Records
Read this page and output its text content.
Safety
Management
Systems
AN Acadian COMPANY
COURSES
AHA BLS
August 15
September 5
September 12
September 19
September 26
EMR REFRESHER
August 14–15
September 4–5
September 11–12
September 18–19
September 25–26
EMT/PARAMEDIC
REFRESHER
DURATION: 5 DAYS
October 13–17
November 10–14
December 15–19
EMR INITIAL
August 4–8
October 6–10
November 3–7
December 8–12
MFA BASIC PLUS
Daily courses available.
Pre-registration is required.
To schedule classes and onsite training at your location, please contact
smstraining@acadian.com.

■ Directions: The entries above should be repeated exactly, every one of them.

■ Response:
Read this page and output its text content.
Safety
Management
Systems
AN Acadian COMPANY
COURSES
AHA BLS
August 15
September 5
September 12
September 19
September 26
EMR REFRESHER
August 14–15
September 4–5
September 11–12
September 18–19
September 25–26
EMT/PARAMEDIC
REFRESHER
DURATION: 5 DAYS
October 13–17
November 10–14
December 15–19
EMR INITIAL
August 4–8
October 6–10
November 3–7
December 8–12
MFA BASIC PLUS
Daily courses available.
Pre-registration is required.
To schedule classes and onsite training at your location, please contact
smstraining@acadian.com.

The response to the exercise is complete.